• **Entries**:
╔══
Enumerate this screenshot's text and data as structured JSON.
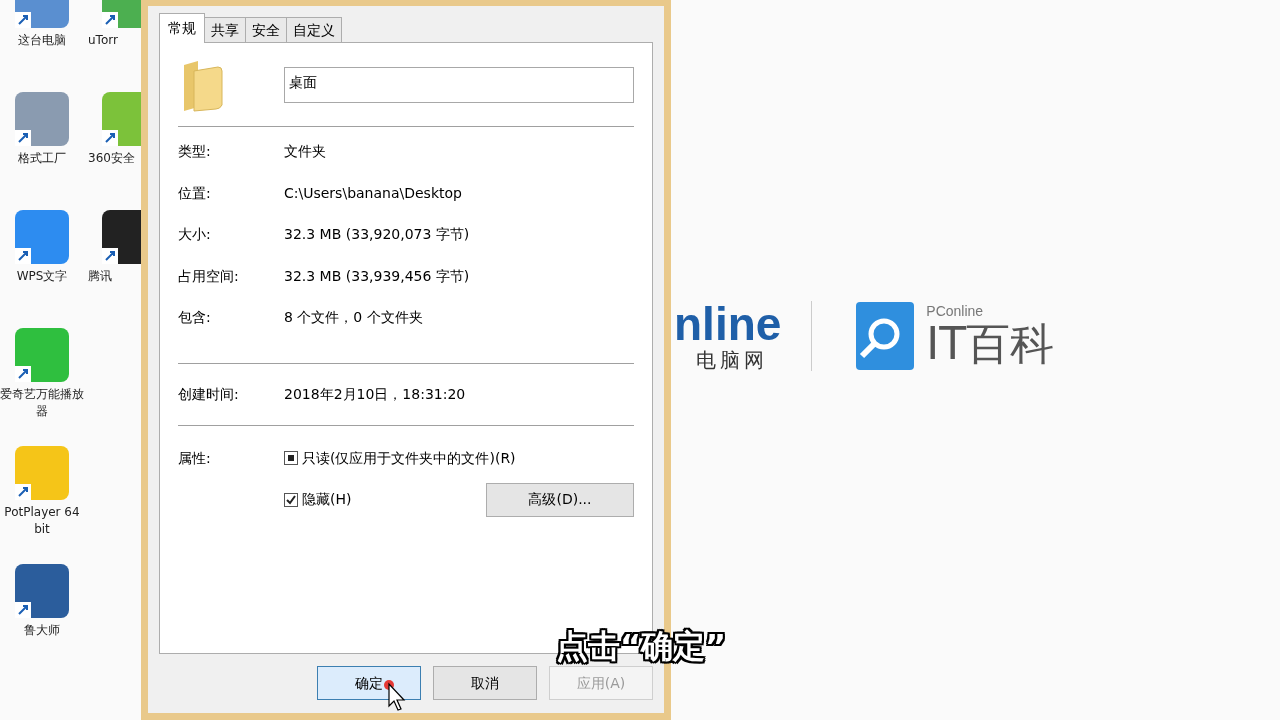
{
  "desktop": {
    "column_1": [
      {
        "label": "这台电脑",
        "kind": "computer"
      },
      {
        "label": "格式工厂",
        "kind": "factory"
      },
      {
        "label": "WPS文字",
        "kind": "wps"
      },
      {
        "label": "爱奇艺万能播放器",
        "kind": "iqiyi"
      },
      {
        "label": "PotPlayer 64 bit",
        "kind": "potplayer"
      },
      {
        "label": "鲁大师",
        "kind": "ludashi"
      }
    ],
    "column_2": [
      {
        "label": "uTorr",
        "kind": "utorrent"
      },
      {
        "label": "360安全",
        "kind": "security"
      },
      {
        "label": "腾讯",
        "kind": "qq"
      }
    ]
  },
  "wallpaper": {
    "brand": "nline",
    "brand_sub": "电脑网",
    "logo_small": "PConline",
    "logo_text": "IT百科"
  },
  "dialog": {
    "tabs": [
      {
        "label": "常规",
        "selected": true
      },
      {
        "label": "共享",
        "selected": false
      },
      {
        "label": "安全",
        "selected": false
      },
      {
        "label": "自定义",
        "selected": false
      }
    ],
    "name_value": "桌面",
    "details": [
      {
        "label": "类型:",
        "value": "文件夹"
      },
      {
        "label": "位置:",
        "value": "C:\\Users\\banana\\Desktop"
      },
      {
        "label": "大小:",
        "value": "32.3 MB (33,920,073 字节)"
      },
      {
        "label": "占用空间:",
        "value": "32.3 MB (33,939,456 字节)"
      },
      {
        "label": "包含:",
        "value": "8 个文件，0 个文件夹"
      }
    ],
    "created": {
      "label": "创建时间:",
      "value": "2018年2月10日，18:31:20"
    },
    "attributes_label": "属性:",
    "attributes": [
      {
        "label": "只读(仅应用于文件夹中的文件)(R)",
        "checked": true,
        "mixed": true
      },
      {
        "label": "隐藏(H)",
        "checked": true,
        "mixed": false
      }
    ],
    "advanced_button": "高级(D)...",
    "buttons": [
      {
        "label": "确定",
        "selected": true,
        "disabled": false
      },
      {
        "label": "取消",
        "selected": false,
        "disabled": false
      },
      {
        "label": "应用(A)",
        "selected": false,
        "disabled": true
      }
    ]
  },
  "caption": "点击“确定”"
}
╚══
• **Task instructions**:
Look through the lines above and collect those with the word "kind".

• **Expected answer**:
        "kind": "computer"
        "kind": "factory"
        "kind": "wps"
        "kind": "iqiyi"
        "kind": "potplayer"
        "kind": "ludashi"
        "kind": "utorrent"
        "kind": "security"
        "kind": "qq"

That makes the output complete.